▶ Exercise details
Copy out every record below exactly as written, but leave out any pictures.

▶ Material for this exercise
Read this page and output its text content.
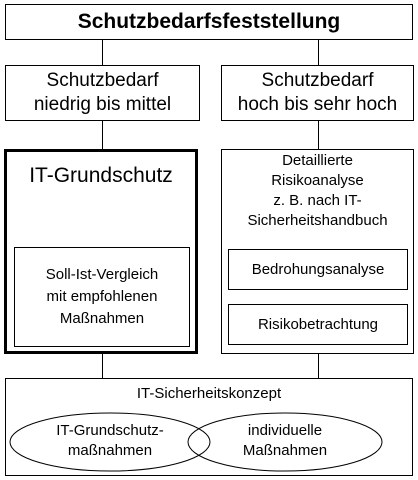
Schutzbedarfsfeststellung
Schutzbedarf
niedrig bis mittel
Schutzbedarf
hoch bis sehr hoch
IT-Grundschutz
Soll-Ist-Vergleich
mit empfohlenen
Maßnahmen
Detaillierte
Risikoanalyse
z. B. nach IT-
Sicherheitshandbuch
Bedrohungsanalyse
Risikobetrachtung
IT-Sicherheitskonzept
IT-Grundschutz-
maßnahmen
individuelle
Maßnahmen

▶ Completed task
Read this page and output its text content.
Schutzbedarfsfeststellung
Schutzbedarf
niedrig bis mittel
Schutzbedarf
hoch bis sehr hoch
IT-Grundschutz
Soll-Ist-Vergleich
mit empfohlenen
Maßnahmen
Detaillierte
Risikoanalyse
z. B. nach IT-
Sicherheitshandbuch
Bedrohungsanalyse
Risikobetrachtung
IT-Sicherheitskonzept
IT-Grundschutz-
maßnahmen
individuelle
Maßnahmen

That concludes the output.